» **YOUR TASK**: Pictures in the records should not be copied, but every other part must be repeated exactly.

» **DATA LINES**:

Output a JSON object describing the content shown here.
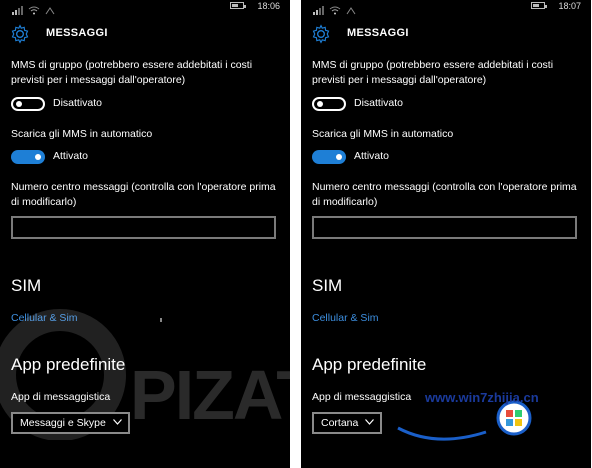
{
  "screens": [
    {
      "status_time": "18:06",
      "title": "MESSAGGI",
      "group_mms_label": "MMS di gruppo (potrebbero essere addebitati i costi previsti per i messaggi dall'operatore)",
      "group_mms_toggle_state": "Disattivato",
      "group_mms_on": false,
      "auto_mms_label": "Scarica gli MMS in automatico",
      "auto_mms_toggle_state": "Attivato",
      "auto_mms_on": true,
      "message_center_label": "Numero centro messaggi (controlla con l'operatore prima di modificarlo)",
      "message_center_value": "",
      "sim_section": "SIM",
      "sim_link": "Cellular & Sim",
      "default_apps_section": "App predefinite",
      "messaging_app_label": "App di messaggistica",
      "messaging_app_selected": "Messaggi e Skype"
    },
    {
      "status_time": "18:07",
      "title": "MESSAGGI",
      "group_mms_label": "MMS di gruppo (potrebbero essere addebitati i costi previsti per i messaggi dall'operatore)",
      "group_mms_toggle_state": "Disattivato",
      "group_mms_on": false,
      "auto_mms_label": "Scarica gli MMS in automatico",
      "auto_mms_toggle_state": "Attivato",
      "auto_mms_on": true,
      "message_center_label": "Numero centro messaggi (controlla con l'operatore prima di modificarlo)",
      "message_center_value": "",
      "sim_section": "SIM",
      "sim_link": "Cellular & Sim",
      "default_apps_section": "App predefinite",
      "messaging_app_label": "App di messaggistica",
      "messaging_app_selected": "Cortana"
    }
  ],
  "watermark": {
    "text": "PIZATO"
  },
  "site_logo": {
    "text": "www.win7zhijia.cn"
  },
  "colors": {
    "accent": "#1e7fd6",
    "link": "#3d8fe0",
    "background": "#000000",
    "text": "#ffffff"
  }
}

» **EXPECTED OUTPUT**:
Output a JSON object describing the content shown here.
{
  "screens": [
    {
      "status_time": "18:06",
      "title": "MESSAGGI",
      "group_mms_label": "MMS di gruppo (potrebbero essere addebitati i costi previsti per i messaggi dall'operatore)",
      "group_mms_toggle_state": "Disattivato",
      "group_mms_on": false,
      "auto_mms_label": "Scarica gli MMS in automatico",
      "auto_mms_toggle_state": "Attivato",
      "auto_mms_on": true,
      "message_center_label": "Numero centro messaggi (controlla con l'operatore prima di modificarlo)",
      "message_center_value": "",
      "sim_section": "SIM",
      "sim_link": "Cellular & Sim",
      "default_apps_section": "App predefinite",
      "messaging_app_label": "App di messaggistica",
      "messaging_app_selected": "Messaggi e Skype"
    },
    {
      "status_time": "18:07",
      "title": "MESSAGGI",
      "group_mms_label": "MMS di gruppo (potrebbero essere addebitati i costi previsti per i messaggi dall'operatore)",
      "group_mms_toggle_state": "Disattivato",
      "group_mms_on": false,
      "auto_mms_label": "Scarica gli MMS in automatico",
      "auto_mms_toggle_state": "Attivato",
      "auto_mms_on": true,
      "message_center_label": "Numero centro messaggi (controlla con l'operatore prima di modificarlo)",
      "message_center_value": "",
      "sim_section": "SIM",
      "sim_link": "Cellular & Sim",
      "default_apps_section": "App predefinite",
      "messaging_app_label": "App di messaggistica",
      "messaging_app_selected": "Cortana"
    }
  ],
  "watermark": {
    "text": "PIZATO"
  },
  "site_logo": {
    "text": "www.win7zhijia.cn"
  },
  "colors": {
    "accent": "#1e7fd6",
    "link": "#3d8fe0",
    "background": "#000000",
    "text": "#ffffff"
  }
}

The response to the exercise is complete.